Activity: Copy each line below that contains "title".

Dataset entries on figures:
::::
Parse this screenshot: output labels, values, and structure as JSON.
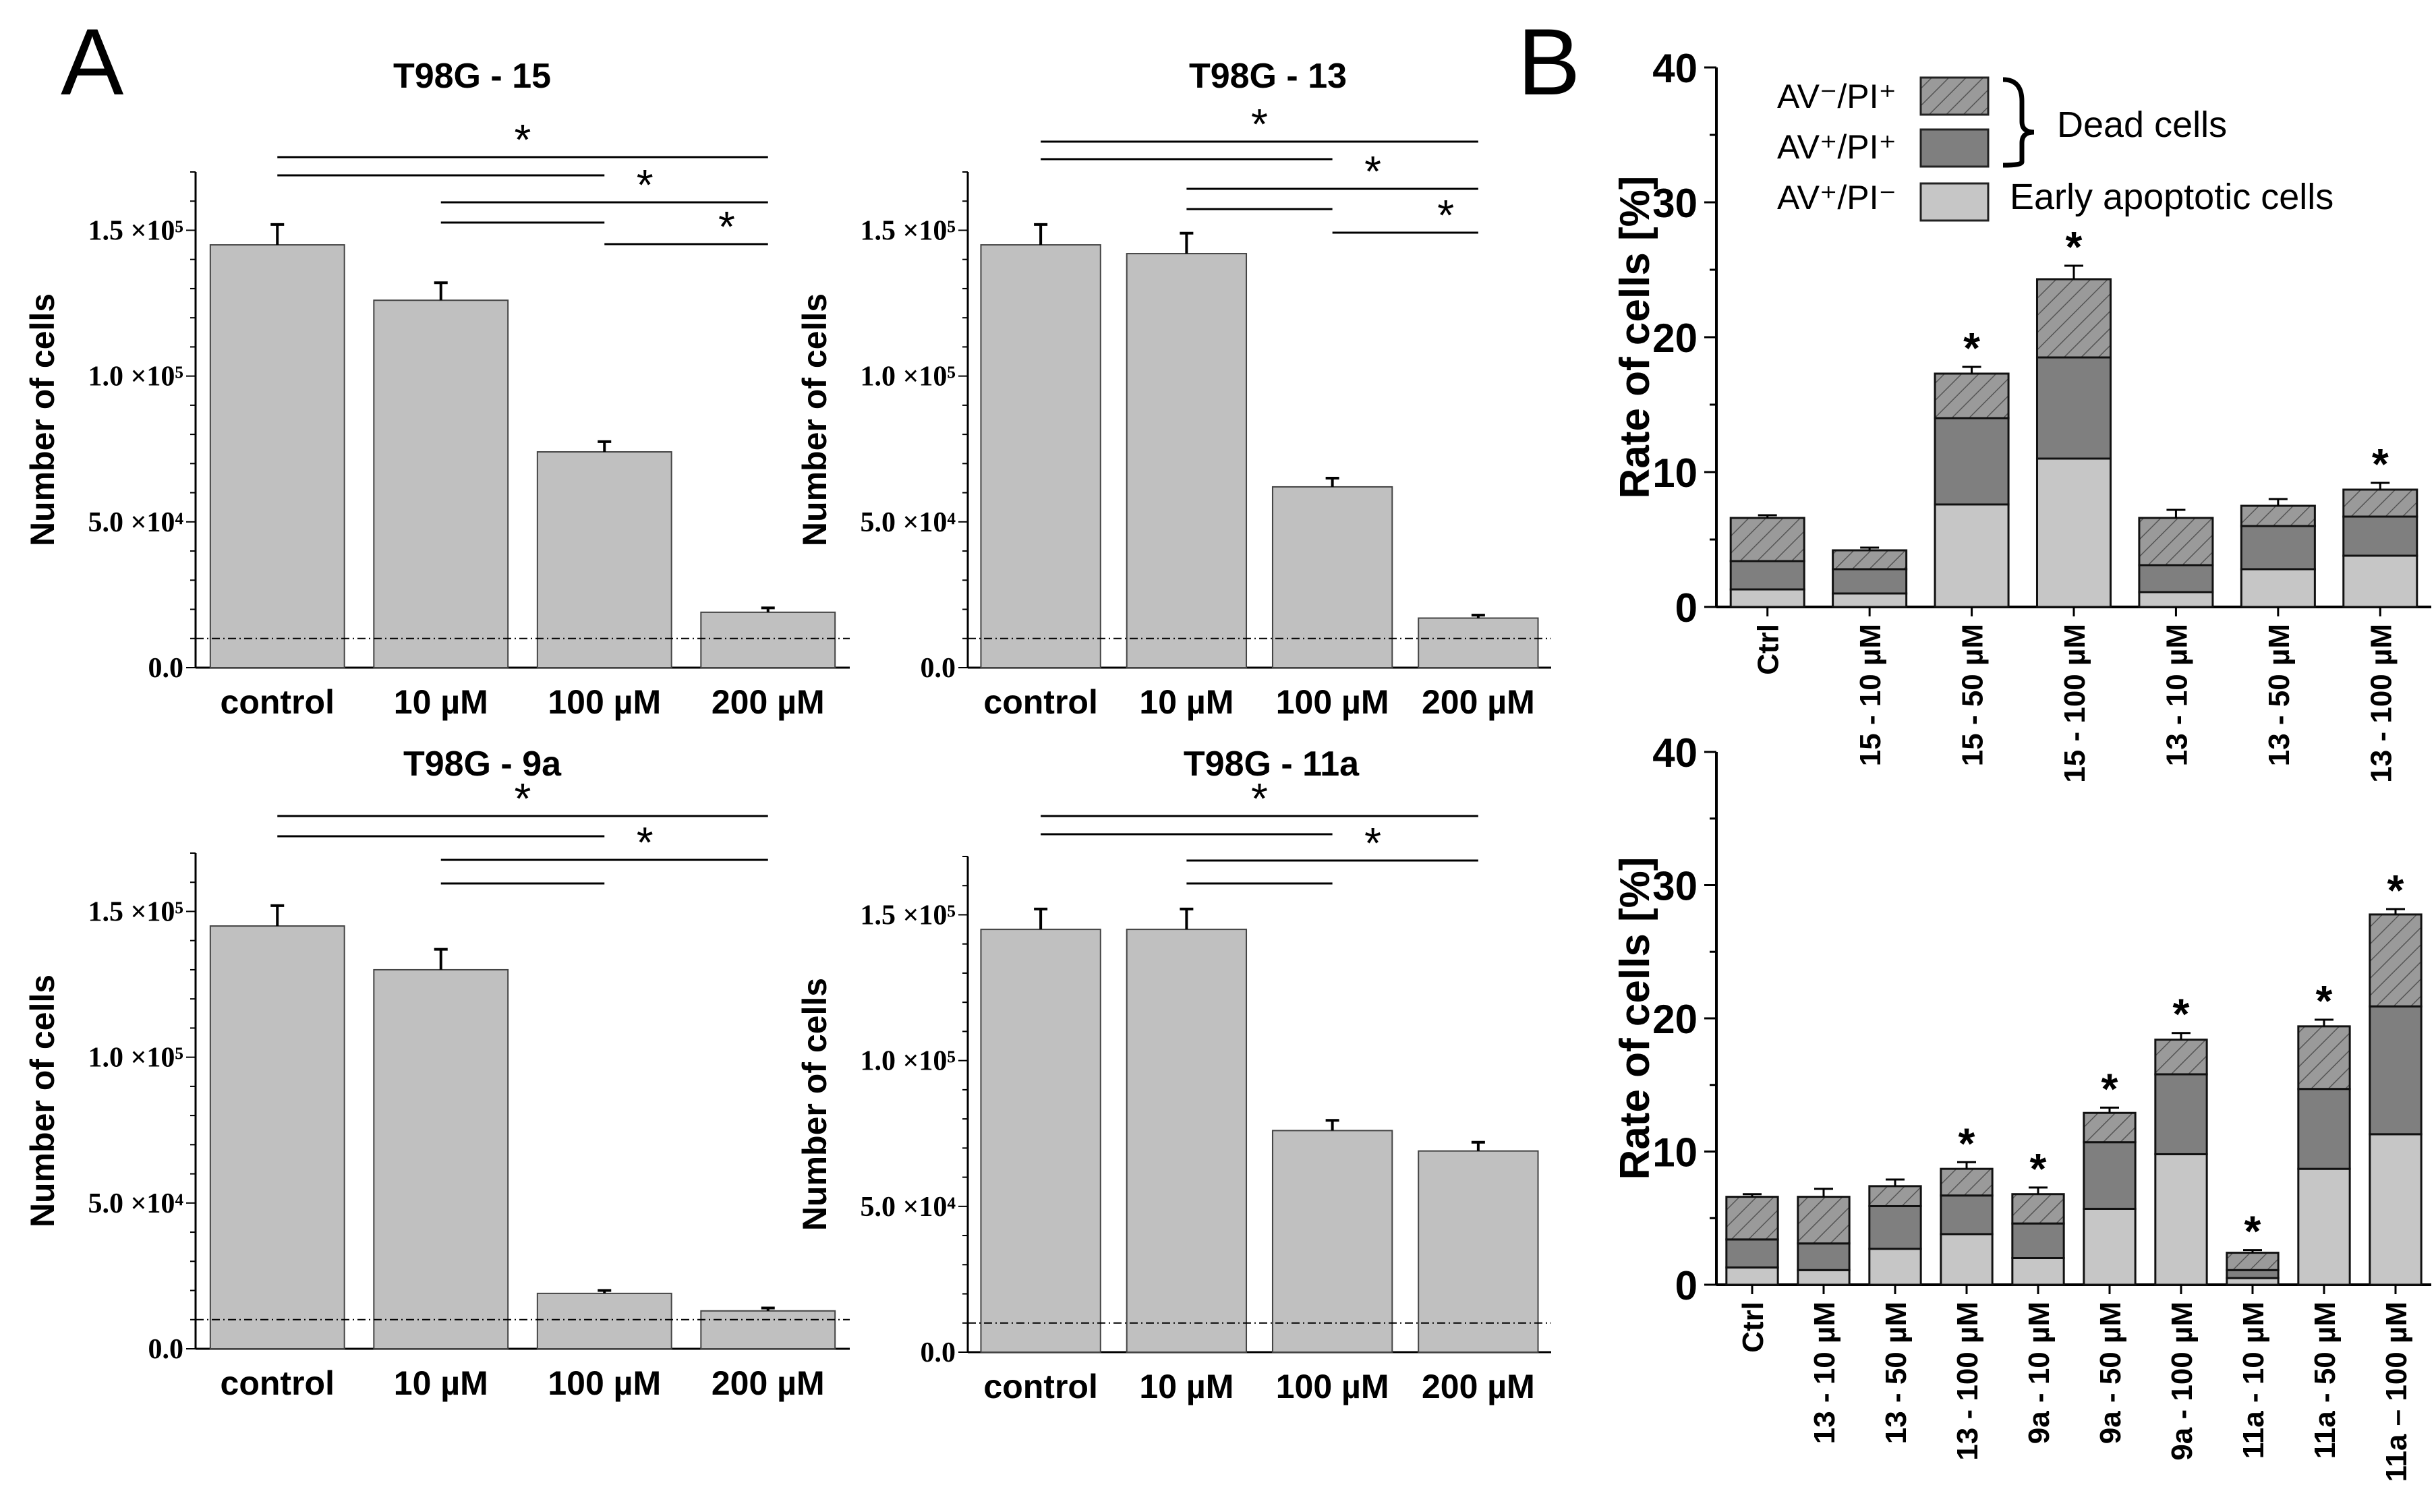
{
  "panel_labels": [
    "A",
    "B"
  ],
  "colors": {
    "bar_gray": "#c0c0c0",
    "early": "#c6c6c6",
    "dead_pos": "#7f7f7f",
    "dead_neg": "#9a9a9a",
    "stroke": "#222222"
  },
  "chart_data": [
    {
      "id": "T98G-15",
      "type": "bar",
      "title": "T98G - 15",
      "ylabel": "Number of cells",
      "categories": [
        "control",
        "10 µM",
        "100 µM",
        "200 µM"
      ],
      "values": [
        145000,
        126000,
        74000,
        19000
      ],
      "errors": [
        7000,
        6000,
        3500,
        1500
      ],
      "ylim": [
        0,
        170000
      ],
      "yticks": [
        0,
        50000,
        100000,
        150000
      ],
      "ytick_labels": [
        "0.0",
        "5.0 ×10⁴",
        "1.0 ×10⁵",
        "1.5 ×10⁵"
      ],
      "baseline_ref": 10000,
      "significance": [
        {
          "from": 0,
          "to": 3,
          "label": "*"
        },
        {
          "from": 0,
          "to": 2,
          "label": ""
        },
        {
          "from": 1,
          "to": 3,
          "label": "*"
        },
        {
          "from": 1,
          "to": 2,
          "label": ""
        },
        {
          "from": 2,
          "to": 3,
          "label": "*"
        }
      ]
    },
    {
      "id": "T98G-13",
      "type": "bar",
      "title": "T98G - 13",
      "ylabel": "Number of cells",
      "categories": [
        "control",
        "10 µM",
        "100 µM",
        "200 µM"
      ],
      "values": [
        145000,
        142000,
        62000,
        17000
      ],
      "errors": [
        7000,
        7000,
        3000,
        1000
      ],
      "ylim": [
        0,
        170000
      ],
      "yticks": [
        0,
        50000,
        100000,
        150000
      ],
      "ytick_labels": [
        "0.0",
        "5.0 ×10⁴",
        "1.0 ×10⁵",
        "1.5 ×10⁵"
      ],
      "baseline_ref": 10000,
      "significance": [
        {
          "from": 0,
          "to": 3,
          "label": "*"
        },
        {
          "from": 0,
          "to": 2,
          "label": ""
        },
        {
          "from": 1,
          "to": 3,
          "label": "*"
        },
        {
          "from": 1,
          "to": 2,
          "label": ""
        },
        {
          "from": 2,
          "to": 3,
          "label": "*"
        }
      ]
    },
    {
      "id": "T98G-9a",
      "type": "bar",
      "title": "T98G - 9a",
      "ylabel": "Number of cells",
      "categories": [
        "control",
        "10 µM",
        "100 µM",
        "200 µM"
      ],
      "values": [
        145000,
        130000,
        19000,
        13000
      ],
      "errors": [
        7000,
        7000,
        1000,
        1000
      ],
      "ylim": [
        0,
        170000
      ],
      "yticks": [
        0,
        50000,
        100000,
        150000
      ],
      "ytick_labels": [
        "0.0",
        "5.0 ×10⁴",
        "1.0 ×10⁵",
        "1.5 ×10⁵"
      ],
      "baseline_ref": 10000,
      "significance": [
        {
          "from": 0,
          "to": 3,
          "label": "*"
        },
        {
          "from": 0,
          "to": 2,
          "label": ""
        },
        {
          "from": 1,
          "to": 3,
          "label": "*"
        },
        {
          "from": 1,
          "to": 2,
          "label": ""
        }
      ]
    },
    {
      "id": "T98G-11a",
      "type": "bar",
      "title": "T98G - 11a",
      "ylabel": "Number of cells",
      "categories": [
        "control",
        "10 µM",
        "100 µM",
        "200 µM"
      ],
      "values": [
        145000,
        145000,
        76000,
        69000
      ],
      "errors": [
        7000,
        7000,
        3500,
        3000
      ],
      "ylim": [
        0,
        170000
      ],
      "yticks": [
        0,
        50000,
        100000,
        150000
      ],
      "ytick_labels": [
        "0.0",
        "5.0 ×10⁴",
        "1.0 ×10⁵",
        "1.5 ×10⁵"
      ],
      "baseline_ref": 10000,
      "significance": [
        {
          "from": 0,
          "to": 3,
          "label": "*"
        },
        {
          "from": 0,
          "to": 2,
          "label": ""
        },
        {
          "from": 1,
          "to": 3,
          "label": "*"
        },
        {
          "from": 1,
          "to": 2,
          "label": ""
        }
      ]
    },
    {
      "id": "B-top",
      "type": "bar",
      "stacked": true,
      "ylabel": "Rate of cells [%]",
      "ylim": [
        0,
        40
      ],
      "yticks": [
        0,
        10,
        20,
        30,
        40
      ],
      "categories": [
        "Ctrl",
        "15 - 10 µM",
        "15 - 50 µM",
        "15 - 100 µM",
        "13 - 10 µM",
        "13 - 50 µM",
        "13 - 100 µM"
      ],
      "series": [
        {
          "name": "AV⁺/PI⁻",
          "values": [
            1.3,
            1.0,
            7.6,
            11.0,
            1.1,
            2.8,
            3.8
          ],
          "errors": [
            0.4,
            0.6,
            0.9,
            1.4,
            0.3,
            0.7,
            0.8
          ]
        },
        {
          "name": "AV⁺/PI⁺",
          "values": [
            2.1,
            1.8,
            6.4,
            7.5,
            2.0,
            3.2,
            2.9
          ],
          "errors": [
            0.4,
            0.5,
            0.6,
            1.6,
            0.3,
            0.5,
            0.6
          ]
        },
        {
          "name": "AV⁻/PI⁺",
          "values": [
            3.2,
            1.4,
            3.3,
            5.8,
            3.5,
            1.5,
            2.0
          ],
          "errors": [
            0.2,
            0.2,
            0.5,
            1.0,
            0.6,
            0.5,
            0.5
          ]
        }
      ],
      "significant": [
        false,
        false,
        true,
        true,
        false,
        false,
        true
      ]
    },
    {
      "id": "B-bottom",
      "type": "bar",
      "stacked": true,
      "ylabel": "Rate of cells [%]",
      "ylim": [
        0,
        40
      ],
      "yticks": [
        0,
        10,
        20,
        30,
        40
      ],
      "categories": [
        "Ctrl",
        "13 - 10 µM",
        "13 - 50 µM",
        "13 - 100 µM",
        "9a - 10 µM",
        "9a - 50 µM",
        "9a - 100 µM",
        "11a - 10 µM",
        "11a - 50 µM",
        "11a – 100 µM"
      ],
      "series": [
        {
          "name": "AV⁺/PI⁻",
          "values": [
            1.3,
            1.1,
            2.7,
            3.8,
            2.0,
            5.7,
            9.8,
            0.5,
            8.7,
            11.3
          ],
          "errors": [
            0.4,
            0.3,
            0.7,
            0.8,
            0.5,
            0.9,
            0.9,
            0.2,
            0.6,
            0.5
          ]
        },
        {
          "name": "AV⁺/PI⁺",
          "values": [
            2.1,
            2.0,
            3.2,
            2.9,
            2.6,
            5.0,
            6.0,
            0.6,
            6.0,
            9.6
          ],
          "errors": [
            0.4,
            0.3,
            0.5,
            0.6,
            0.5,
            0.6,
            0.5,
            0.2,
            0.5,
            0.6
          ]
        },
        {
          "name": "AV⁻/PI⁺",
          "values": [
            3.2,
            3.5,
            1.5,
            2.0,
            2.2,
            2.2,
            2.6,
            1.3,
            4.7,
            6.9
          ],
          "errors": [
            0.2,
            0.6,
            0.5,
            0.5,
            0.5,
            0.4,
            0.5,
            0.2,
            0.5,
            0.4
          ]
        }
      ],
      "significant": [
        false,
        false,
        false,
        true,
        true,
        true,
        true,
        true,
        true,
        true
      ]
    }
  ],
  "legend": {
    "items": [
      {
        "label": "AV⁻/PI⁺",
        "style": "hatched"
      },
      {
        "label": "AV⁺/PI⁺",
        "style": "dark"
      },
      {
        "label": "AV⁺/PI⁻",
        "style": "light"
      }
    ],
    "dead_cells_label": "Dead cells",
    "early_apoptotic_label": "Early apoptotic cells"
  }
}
::::
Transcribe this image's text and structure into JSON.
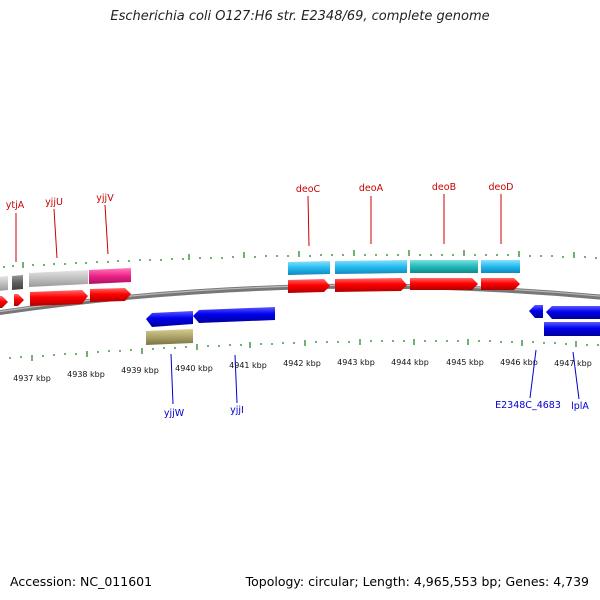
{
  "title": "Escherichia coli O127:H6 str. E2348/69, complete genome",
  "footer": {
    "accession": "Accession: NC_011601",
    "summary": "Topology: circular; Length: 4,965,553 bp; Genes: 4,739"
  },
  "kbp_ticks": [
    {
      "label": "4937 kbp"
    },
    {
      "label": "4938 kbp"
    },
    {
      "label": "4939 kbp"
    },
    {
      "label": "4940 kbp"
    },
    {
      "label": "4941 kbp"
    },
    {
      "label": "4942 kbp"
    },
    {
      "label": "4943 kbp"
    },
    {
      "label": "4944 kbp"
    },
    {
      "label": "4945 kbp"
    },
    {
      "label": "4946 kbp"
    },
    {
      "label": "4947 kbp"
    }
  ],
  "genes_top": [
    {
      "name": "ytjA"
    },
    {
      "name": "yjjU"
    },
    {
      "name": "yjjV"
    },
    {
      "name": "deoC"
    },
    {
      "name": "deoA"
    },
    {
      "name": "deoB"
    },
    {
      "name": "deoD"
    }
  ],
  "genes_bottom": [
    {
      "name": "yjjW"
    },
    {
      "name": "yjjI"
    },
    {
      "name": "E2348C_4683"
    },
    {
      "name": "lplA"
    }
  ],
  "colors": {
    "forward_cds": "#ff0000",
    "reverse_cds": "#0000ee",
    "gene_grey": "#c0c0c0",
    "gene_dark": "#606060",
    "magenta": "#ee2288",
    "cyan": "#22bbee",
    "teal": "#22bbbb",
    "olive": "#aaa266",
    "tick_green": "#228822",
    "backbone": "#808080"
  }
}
::::
Result for this task:
      "title": "T98G - 15",
      "title": "T98G - 13",
      "title": "T98G - 9a",
      "title": "T98G - 11a",
  "title": "Escherichia coli O127:H6 str. E2348/69, complete genome",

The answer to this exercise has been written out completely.